What the task asks: Scan each line of the records for the word "Cancel" and extract the ones that have it.

[Collected data]
---
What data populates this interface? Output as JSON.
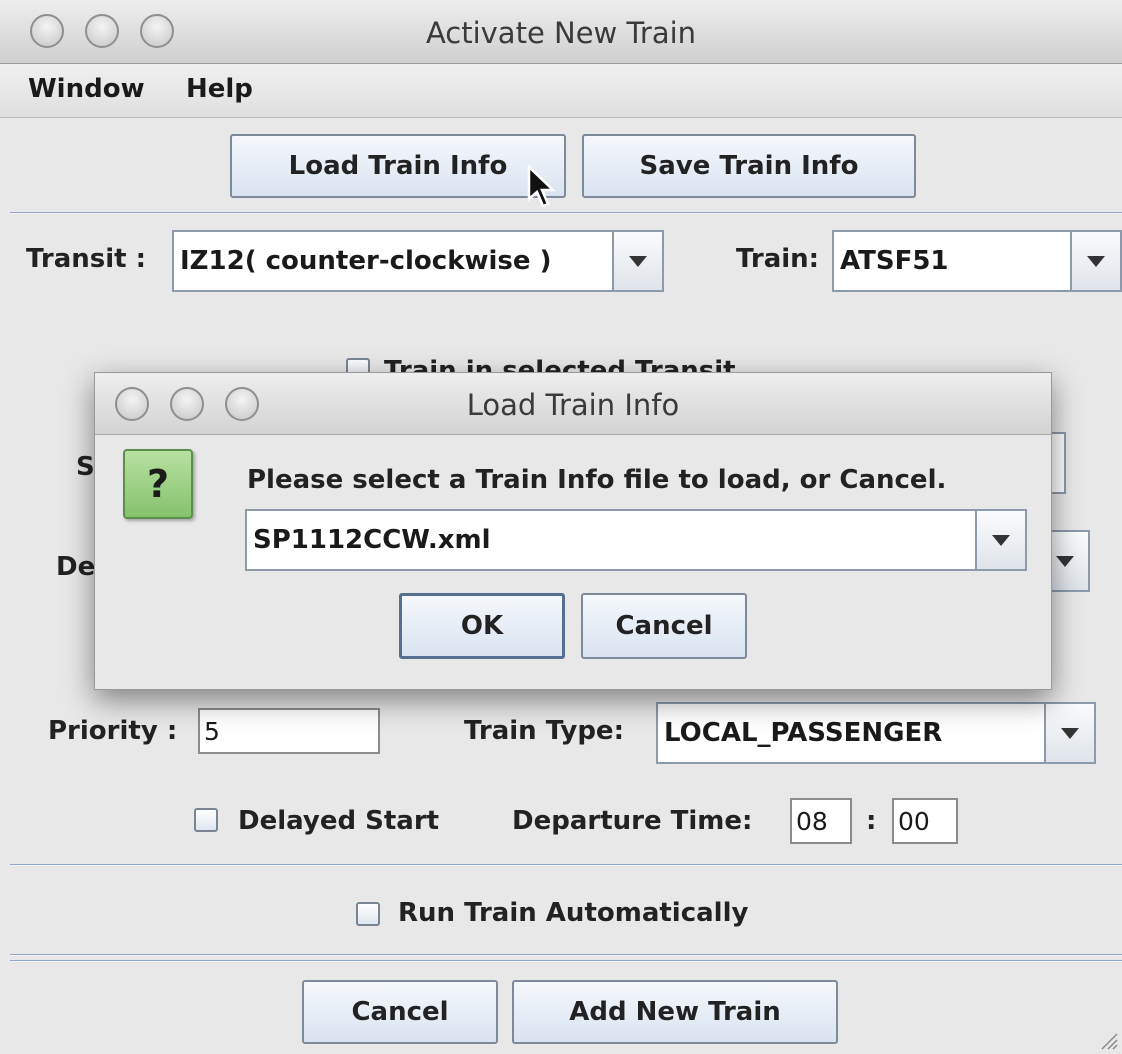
{
  "window": {
    "title": "Activate New Train"
  },
  "menubar": {
    "items": [
      "Window",
      "Help"
    ]
  },
  "toolbar": {
    "load_label": "Load Train Info",
    "save_label": "Save Train Info"
  },
  "form": {
    "transit_label": "Transit :",
    "transit_value": "IZ12( counter-clockwise )",
    "train_label": "Train:",
    "train_value": "ATSF51",
    "in_transit_label": "Train in selected Transit",
    "start_label_partial": "S",
    "dest_label_partial": "De",
    "priority_label": "Priority :",
    "priority_value": "5",
    "train_type_label": "Train Type:",
    "train_type_value": "LOCAL_PASSENGER",
    "delayed_start_label": "Delayed Start",
    "departure_label": "Departure Time:",
    "departure_hour": "08",
    "departure_sep": ":",
    "departure_min": "00",
    "auto_run_label": "Run Train Automatically"
  },
  "footer": {
    "cancel_label": "Cancel",
    "add_label": "Add New Train"
  },
  "dialog": {
    "title": "Load Train Info",
    "icon": "question-icon",
    "icon_glyph": "?",
    "message": "Please select a Train Info file to load, or Cancel.",
    "file_value": "SP1112CCW.xml",
    "ok_label": "OK",
    "cancel_label": "Cancel"
  },
  "colors": {
    "accent": "#8fa6c6",
    "icon_bg": "#9fd088"
  }
}
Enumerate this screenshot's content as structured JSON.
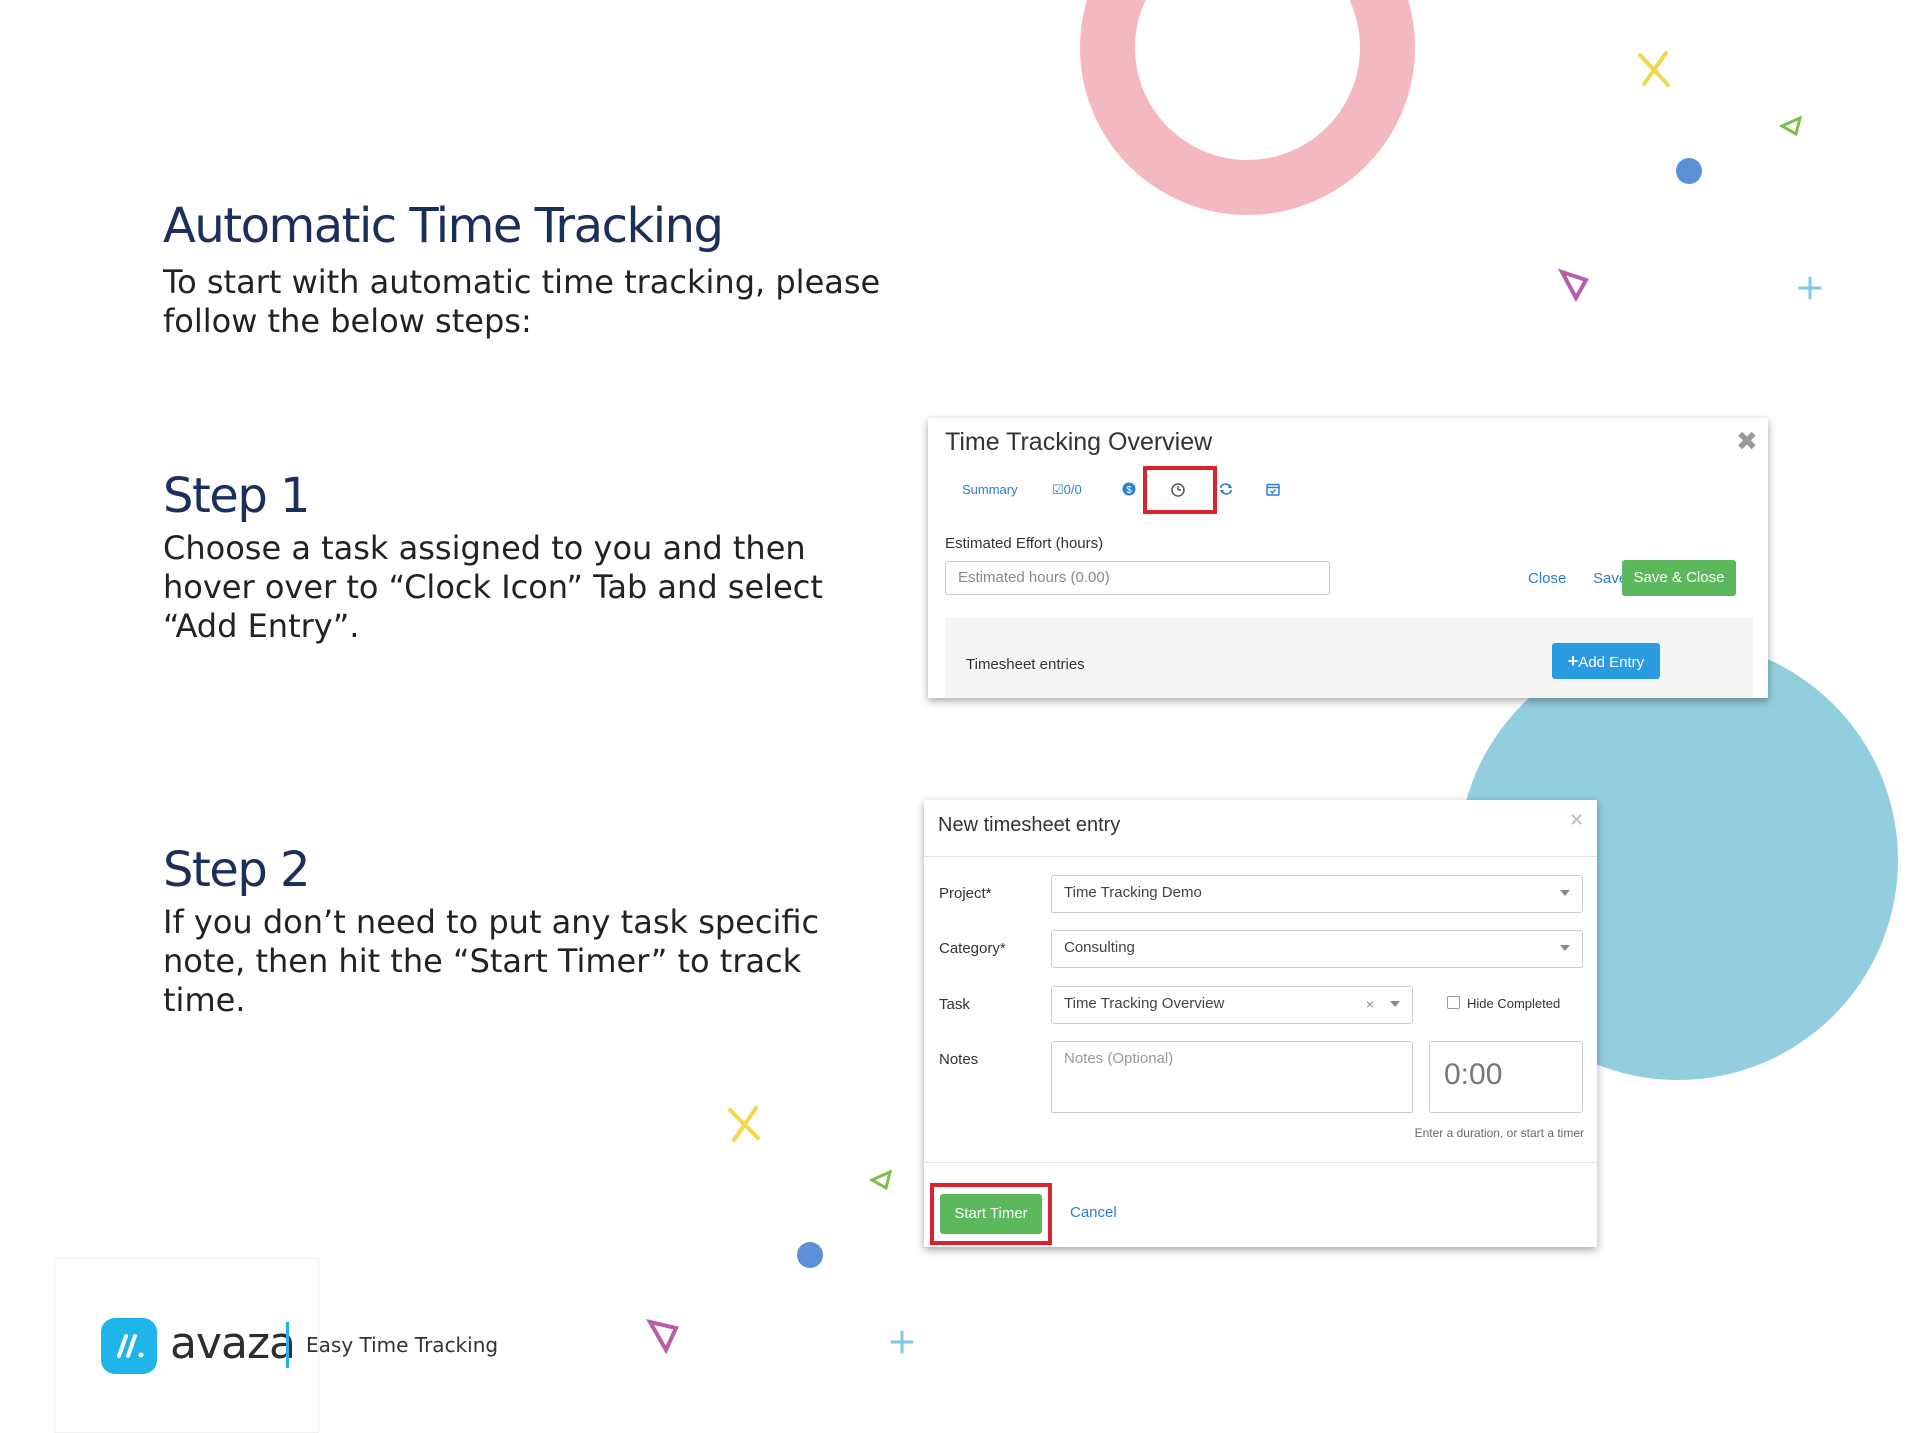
---
Answer to the task:
    "cancel_label": "Cancel",
    "message": "Please select a Train Info file to load, or Cancel.",
    "cancel_label": "Cancel"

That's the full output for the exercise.